__Problem to solve__
Read the records and write them out again exactly.

— start Data for this exercise —

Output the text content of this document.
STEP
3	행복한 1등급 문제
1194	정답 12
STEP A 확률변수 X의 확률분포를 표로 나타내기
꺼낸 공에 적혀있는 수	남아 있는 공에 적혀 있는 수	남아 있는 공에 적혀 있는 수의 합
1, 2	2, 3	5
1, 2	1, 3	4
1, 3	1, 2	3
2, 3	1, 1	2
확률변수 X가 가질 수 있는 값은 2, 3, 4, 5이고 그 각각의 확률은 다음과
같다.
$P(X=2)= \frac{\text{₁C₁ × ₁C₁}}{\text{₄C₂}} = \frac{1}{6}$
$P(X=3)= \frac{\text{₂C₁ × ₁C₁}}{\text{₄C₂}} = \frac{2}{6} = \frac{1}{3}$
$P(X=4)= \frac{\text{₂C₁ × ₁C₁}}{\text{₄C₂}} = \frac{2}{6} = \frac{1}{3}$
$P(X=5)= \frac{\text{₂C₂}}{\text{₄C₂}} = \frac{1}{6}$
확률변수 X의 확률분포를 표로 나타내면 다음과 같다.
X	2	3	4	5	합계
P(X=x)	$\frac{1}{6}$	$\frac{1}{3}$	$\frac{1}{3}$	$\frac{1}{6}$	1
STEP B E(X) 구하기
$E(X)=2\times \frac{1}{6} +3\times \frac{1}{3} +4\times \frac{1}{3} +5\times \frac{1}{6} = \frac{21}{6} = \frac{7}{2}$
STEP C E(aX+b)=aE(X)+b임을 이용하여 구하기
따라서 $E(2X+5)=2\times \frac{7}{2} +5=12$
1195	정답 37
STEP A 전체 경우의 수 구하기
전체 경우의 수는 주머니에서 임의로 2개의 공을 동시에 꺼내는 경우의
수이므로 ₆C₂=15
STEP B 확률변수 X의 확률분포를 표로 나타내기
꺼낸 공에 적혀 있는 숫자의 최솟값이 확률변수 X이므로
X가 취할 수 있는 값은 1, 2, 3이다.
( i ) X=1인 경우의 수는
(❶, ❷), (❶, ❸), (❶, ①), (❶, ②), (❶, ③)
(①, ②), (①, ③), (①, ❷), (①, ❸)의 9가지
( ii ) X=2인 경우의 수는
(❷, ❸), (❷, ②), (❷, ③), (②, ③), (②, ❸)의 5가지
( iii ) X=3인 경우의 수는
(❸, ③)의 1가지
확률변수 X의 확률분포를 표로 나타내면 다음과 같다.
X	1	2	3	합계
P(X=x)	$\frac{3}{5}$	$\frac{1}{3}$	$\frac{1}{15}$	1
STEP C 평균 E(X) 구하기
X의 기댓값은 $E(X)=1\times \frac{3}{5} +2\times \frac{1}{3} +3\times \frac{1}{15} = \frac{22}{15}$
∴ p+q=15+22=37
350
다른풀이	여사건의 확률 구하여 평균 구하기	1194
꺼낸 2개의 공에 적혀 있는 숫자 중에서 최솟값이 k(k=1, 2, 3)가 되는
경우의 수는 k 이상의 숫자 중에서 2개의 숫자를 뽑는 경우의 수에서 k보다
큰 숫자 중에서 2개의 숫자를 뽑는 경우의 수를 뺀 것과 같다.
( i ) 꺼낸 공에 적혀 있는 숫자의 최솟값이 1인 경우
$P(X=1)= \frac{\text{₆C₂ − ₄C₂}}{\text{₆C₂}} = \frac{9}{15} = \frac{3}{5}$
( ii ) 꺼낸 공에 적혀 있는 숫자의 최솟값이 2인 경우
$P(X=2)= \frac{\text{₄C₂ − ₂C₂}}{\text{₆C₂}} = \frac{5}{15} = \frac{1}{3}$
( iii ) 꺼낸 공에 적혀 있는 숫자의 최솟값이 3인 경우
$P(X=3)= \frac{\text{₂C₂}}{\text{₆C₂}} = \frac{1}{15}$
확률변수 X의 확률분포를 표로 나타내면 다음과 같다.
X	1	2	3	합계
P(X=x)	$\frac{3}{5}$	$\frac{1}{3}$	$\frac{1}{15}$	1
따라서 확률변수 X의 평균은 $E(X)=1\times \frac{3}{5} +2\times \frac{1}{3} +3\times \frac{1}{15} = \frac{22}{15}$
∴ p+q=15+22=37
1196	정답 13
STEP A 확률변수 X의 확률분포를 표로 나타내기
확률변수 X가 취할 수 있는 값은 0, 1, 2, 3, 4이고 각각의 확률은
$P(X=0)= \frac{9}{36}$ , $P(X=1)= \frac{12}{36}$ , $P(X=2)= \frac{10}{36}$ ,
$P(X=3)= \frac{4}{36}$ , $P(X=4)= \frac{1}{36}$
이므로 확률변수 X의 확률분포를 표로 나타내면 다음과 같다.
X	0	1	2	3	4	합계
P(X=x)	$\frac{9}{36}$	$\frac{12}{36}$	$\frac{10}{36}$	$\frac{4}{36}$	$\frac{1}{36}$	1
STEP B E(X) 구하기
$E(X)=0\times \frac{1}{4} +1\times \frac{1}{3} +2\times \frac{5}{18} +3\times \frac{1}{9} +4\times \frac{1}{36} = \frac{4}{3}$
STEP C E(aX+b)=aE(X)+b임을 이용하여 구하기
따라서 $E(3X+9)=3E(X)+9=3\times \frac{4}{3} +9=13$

— end Data for this exercise —

__Correct answer__
Output the text content of this document.
STEP
3	행복한 1등급 문제
1194	정답 12
STEP A 확률변수 X의 확률분포를 표로 나타내기
꺼낸 공에 적혀있는 수	남아 있는 공에 적혀 있는 수	남아 있는 공에 적혀 있는 수의 합
1, 2	2, 3	5
1, 2	1, 3	4
1, 3	1, 2	3
2, 3	1, 1	2
확률변수 X가 가질 수 있는 값은 2, 3, 4, 5이고 그 각각의 확률은 다음과
같다.
$P(X=2)= \frac{\text{₁C₁ × ₁C₁}}{\text{₄C₂}} = \frac{1}{6}$
$P(X=3)= \frac{\text{₂C₁ × ₁C₁}}{\text{₄C₂}} = \frac{2}{6} = \frac{1}{3}$
$P(X=4)= \frac{\text{₂C₁ × ₁C₁}}{\text{₄C₂}} = \frac{2}{6} = \frac{1}{3}$
$P(X=5)= \frac{\text{₂C₂}}{\text{₄C₂}} = \frac{1}{6}$
확률변수 X의 확률분포를 표로 나타내면 다음과 같다.
X	2	3	4	5	합계
P(X=x)	$\frac{1}{6}$	$\frac{1}{3}$	$\frac{1}{3}$	$\frac{1}{6}$	1
STEP B E(X) 구하기
$E(X)=2\times \frac{1}{6} +3\times \frac{1}{3} +4\times \frac{1}{3} +5\times \frac{1}{6} = \frac{21}{6} = \frac{7}{2}$
STEP C E(aX+b)=aE(X)+b임을 이용하여 구하기
따라서 $E(2X+5)=2\times \frac{7}{2} +5=12$
1195	정답 37
STEP A 전체 경우의 수 구하기
전체 경우의 수는 주머니에서 임의로 2개의 공을 동시에 꺼내는 경우의
수이므로 ₆C₂=15
STEP B 확률변수 X의 확률분포를 표로 나타내기
꺼낸 공에 적혀 있는 숫자의 최솟값이 확률변수 X이므로
X가 취할 수 있는 값은 1, 2, 3이다.
( i ) X=1인 경우의 수는
(❶, ❷), (❶, ❸), (❶, ①), (❶, ②), (❶, ③)
(①, ②), (①, ③), (①, ❷), (①, ❸)의 9가지
( ii ) X=2인 경우의 수는
(❷, ❸), (❷, ②), (❷, ③), (②, ③), (②, ❸)의 5가지
( iii ) X=3인 경우의 수는
(❸, ③)의 1가지
확률변수 X의 확률분포를 표로 나타내면 다음과 같다.
X	1	2	3	합계
P(X=x)	$\frac{3}{5}$	$\frac{1}{3}$	$\frac{1}{15}$	1
STEP C 평균 E(X) 구하기
X의 기댓값은 $E(X)=1\times \frac{3}{5} +2\times \frac{1}{3} +3\times \frac{1}{15} = \frac{22}{15}$
∴ p+q=15+22=37
350
다른풀이	여사건의 확률 구하여 평균 구하기	1194
꺼낸 2개의 공에 적혀 있는 숫자 중에서 최솟값이 k(k=1, 2, 3)가 되는
경우의 수는 k 이상의 숫자 중에서 2개의 숫자를 뽑는 경우의 수에서 k보다
큰 숫자 중에서 2개의 숫자를 뽑는 경우의 수를 뺀 것과 같다.
( i ) 꺼낸 공에 적혀 있는 숫자의 최솟값이 1인 경우
$P(X=1)= \frac{\text{₆C₂ − ₄C₂}}{\text{₆C₂}} = \frac{9}{15} = \frac{3}{5}$
( ii ) 꺼낸 공에 적혀 있는 숫자의 최솟값이 2인 경우
$P(X=2)= \frac{\text{₄C₂ − ₂C₂}}{\text{₆C₂}} = \frac{5}{15} = \frac{1}{3}$
( iii ) 꺼낸 공에 적혀 있는 숫자의 최솟값이 3인 경우
$P(X=3)= \frac{\text{₂C₂}}{\text{₆C₂}} = \frac{1}{15}$
확률변수 X의 확률분포를 표로 나타내면 다음과 같다.
X	1	2	3	합계
P(X=x)	$\frac{3}{5}$	$\frac{1}{3}$	$\frac{1}{15}$	1
따라서 확률변수 X의 평균은 $E(X)=1\times \frac{3}{5} +2\times \frac{1}{3} +3\times \frac{1}{15} = \frac{22}{15}$
∴ p+q=15+22=37
1196	정답 13
STEP A 확률변수 X의 확률분포를 표로 나타내기
확률변수 X가 취할 수 있는 값은 0, 1, 2, 3, 4이고 각각의 확률은
$P(X=0)= \frac{9}{36}$ , $P(X=1)= \frac{12}{36}$ , $P(X=2)= \frac{10}{36}$ ,
$P(X=3)= \frac{4}{36}$ , $P(X=4)= \frac{1}{36}$
이므로 확률변수 X의 확률분포를 표로 나타내면 다음과 같다.
X	0	1	2	3	4	합계
P(X=x)	$\frac{9}{36}$	$\frac{12}{36}$	$\frac{10}{36}$	$\frac{4}{36}$	$\frac{1}{36}$	1
STEP B E(X) 구하기
$E(X)=0\times \frac{1}{4} +1\times \frac{1}{3} +2\times \frac{5}{18} +3\times \frac{1}{9} +4\times \frac{1}{36} = \frac{4}{3}$
STEP C E(aX+b)=aE(X)+b임을 이용하여 구하기
따라서 $E(3X+9)=3E(X)+9=3\times \frac{4}{3} +9=13$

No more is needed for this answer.